*DIRECTIONS FOR THIS TASK*. Give the material once more, word for word, without any images.
- - - -
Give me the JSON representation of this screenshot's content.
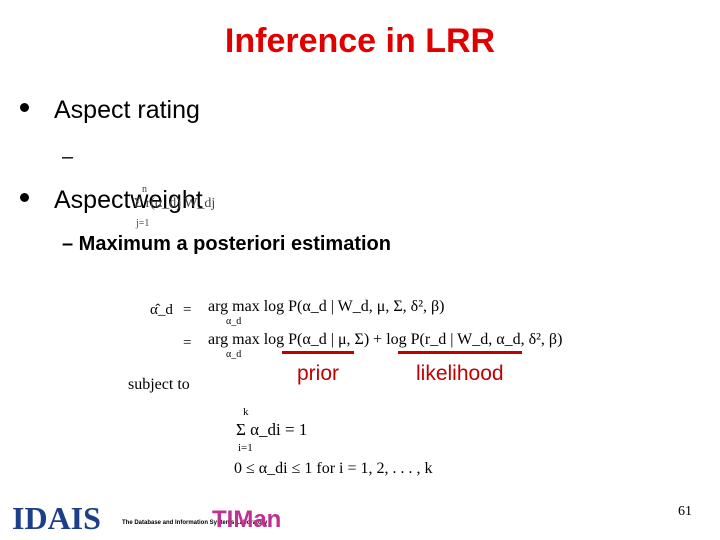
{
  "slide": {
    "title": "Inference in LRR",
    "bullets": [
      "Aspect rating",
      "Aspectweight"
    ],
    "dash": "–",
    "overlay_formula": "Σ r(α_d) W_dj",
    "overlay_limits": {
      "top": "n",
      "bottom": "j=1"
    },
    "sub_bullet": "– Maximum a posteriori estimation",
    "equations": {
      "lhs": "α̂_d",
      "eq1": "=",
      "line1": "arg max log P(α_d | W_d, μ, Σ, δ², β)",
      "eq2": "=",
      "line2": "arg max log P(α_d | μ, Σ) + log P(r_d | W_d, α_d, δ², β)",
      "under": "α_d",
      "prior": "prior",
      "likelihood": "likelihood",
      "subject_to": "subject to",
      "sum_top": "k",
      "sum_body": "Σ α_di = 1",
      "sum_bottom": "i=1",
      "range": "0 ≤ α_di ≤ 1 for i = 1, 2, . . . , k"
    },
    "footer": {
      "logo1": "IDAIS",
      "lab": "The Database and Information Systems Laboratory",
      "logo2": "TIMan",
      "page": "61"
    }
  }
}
- - - -
*WRITTEN ANSWER*.
Give me the JSON representation of this screenshot's content.
{
  "slide": {
    "title": "Inference in LRR",
    "bullets": [
      "Aspect rating",
      "Aspectweight"
    ],
    "dash": "–",
    "overlay_formula": "Σ r(α_d) W_dj",
    "overlay_limits": {
      "top": "n",
      "bottom": "j=1"
    },
    "sub_bullet": "– Maximum a posteriori estimation",
    "equations": {
      "lhs": "α̂_d",
      "eq1": "=",
      "line1": "arg max log P(α_d | W_d, μ, Σ, δ², β)",
      "eq2": "=",
      "line2": "arg max log P(α_d | μ, Σ) + log P(r_d | W_d, α_d, δ², β)",
      "under": "α_d",
      "prior": "prior",
      "likelihood": "likelihood",
      "subject_to": "subject to",
      "sum_top": "k",
      "sum_body": "Σ α_di = 1",
      "sum_bottom": "i=1",
      "range": "0 ≤ α_di ≤ 1 for i = 1, 2, . . . , k"
    },
    "footer": {
      "logo1": "IDAIS",
      "lab": "The Database and Information Systems Laboratory",
      "logo2": "TIMan",
      "page": "61"
    }
  }
}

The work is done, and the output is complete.